*AIM OF THE EXERCISE:*
Each record below should appear again exactly as written.

■ ■ ■ ■

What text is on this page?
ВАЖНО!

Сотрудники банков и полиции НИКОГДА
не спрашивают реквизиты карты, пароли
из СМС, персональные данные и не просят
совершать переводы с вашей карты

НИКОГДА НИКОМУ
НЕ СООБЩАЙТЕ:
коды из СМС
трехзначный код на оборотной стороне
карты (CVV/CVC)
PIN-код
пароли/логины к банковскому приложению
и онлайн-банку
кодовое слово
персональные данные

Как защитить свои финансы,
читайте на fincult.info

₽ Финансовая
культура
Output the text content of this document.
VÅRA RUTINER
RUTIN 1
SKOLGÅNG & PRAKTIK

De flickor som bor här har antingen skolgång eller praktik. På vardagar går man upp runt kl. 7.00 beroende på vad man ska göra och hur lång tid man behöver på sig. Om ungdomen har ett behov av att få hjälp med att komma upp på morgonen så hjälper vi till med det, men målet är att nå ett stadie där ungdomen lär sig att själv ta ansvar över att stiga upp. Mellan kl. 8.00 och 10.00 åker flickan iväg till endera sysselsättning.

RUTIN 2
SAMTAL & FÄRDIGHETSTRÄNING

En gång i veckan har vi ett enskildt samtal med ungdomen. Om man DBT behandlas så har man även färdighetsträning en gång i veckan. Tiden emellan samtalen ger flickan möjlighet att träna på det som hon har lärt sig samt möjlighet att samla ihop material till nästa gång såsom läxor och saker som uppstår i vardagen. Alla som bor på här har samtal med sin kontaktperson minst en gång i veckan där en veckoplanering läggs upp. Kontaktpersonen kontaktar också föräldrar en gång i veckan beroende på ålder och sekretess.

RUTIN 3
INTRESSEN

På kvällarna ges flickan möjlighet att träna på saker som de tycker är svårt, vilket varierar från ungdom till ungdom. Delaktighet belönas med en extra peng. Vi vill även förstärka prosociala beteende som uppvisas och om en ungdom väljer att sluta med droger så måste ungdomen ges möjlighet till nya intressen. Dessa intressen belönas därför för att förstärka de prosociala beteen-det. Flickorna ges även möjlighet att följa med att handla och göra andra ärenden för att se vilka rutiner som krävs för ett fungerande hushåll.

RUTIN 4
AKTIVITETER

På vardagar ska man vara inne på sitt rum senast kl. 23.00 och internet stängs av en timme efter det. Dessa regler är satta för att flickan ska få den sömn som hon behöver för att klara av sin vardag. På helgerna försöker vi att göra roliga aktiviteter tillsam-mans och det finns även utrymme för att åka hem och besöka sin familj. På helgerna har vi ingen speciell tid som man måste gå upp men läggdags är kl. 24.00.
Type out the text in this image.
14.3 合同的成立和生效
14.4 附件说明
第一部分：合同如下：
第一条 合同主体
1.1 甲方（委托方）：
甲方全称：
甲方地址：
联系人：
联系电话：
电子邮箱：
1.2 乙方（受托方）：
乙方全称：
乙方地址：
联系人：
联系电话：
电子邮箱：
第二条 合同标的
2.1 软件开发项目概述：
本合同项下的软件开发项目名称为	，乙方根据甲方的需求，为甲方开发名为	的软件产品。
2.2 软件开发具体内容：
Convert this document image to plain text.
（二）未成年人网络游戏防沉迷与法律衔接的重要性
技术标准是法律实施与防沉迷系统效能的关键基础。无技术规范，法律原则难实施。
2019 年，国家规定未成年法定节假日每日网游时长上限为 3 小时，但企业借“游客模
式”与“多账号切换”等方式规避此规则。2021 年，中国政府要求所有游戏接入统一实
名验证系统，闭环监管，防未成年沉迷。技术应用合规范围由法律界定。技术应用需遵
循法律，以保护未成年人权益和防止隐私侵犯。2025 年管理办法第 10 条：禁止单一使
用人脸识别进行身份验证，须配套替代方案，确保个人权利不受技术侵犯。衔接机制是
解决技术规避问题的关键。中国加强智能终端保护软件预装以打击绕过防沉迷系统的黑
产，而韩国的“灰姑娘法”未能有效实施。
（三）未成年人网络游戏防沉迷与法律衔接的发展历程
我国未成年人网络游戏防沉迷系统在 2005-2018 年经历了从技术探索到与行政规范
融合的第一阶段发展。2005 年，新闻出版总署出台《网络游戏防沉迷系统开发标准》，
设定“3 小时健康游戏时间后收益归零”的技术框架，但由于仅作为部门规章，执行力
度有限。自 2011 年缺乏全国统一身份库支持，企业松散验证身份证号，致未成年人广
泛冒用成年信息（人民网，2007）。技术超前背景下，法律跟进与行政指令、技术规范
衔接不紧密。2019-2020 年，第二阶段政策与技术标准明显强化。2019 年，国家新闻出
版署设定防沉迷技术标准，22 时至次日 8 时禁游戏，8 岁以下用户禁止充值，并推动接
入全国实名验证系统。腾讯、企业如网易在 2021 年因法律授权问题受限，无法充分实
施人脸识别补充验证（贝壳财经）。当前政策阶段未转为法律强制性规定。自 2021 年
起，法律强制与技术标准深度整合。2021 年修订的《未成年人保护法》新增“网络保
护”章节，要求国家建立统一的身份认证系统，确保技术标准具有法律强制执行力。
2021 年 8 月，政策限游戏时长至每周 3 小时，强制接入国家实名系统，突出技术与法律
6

■ ■ ■ ■

*ANSWER:*
What text is on this page?
ВАЖНО!

Сотрудники банков и полиции НИКОГДА
не спрашивают реквизиты карты, пароли
из СМС, персональные данные и не просят
совершать переводы с вашей карты

НИКОГДА НИКОМУ
НЕ СООБЩАЙТЕ:
коды из СМС
трехзначный код на оборотной стороне
карты (CVV/CVC)
PIN-код
пароли/логины к банковскому приложению
и онлайн-банку
кодовое слово
персональные данные

Как защитить свои финансы,
читайте на fincult.info

₽ Финансовая
культура
Output the text content of this document.
VÅRA RUTINER
RUTIN 1
SKOLGÅNG & PRAKTIK

De flickor som bor här har antingen skolgång eller praktik. På vardagar går man upp runt kl. 7.00 beroende på vad man ska göra och hur lång tid man behöver på sig. Om ungdomen har ett behov av att få hjälp med att komma upp på morgonen så hjälper vi till med det, men målet är att nå ett stadie där ungdomen lär sig att själv ta ansvar över att stiga upp. Mellan kl. 8.00 och 10.00 åker flickan iväg till endera sysselsättning.

RUTIN 2
SAMTAL & FÄRDIGHETSTRÄNING

En gång i veckan har vi ett enskildt samtal med ungdomen. Om man DBT behandlas så har man även färdighetsträning en gång i veckan. Tiden emellan samtalen ger flickan möjlighet att träna på det som hon har lärt sig samt möjlighet att samla ihop material till nästa gång såsom läxor och saker som uppstår i vardagen. Alla som bor på här har samtal med sin kontaktperson minst en gång i veckan där en veckoplanering läggs upp. Kontaktpersonen kontaktar också föräldrar en gång i veckan beroende på ålder och sekretess.

RUTIN 3
INTRESSEN

På kvällarna ges flickan möjlighet att träna på saker som de tycker är svårt, vilket varierar från ungdom till ungdom. Delaktighet belönas med en extra peng. Vi vill även förstärka prosociala beteende som uppvisas och om en ungdom väljer att sluta med droger så måste ungdomen ges möjlighet till nya intressen. Dessa intressen belönas därför för att förstärka de prosociala beteen-det. Flickorna ges även möjlighet att följa med att handla och göra andra ärenden för att se vilka rutiner som krävs för ett fungerande hushåll.

RUTIN 4
AKTIVITETER

På vardagar ska man vara inne på sitt rum senast kl. 23.00 och internet stängs av en timme efter det. Dessa regler är satta för att flickan ska få den sömn som hon behöver för att klara av sin vardag. På helgerna försöker vi att göra roliga aktiviteter tillsam-mans och det finns även utrymme för att åka hem och besöka sin familj. På helgerna har vi ingen speciell tid som man måste gå upp men läggdags är kl. 24.00.
Type out the text in this image.
14.3 合同的成立和生效
14.4 附件说明
第一部分：合同如下：
第一条 合同主体
1.1 甲方（委托方）：
甲方全称：
甲方地址：
联系人：
联系电话：
电子邮箱：
1.2 乙方（受托方）：
乙方全称：
乙方地址：
联系人：
联系电话：
电子邮箱：
第二条 合同标的
2.1 软件开发项目概述：
本合同项下的软件开发项目名称为	，乙方根据甲方的需求，为甲方开发名为	的软件产品。
2.2 软件开发具体内容：
Convert this document image to plain text.
（二）未成年人网络游戏防沉迷与法律衔接的重要性
技术标准是法律实施与防沉迷系统效能的关键基础。无技术规范，法律原则难实施。
2019 年，国家规定未成年法定节假日每日网游时长上限为 3 小时，但企业借“游客模
式”与“多账号切换”等方式规避此规则。2021 年，中国政府要求所有游戏接入统一实
名验证系统，闭环监管，防未成年沉迷。技术应用合规范围由法律界定。技术应用需遵
循法律，以保护未成年人权益和防止隐私侵犯。2025 年管理办法第 10 条：禁止单一使
用人脸识别进行身份验证，须配套替代方案，确保个人权利不受技术侵犯。衔接机制是
解决技术规避问题的关键。中国加强智能终端保护软件预装以打击绕过防沉迷系统的黑
产，而韩国的“灰姑娘法”未能有效实施。
（三）未成年人网络游戏防沉迷与法律衔接的发展历程
我国未成年人网络游戏防沉迷系统在 2005-2018 年经历了从技术探索到与行政规范
融合的第一阶段发展。2005 年，新闻出版总署出台《网络游戏防沉迷系统开发标准》，
设定“3 小时健康游戏时间后收益归零”的技术框架，但由于仅作为部门规章，执行力
度有限。自 2011 年缺乏全国统一身份库支持，企业松散验证身份证号，致未成年人广
泛冒用成年信息（人民网，2007）。技术超前背景下，法律跟进与行政指令、技术规范
衔接不紧密。2019-2020 年，第二阶段政策与技术标准明显强化。2019 年，国家新闻出
版署设定防沉迷技术标准，22 时至次日 8 时禁游戏，8 岁以下用户禁止充值，并推动接
入全国实名验证系统。腾讯、企业如网易在 2021 年因法律授权问题受限，无法充分实
施人脸识别补充验证（贝壳财经）。当前政策阶段未转为法律强制性规定。自 2021 年
起，法律强制与技术标准深度整合。2021 年修订的《未成年人保护法》新增“网络保
护”章节，要求国家建立统一的身份认证系统，确保技术标准具有法律强制执行力。
2021 年 8 月，政策限游戏时长至每周 3 小时，强制接入国家实名系统，突出技术与法律
6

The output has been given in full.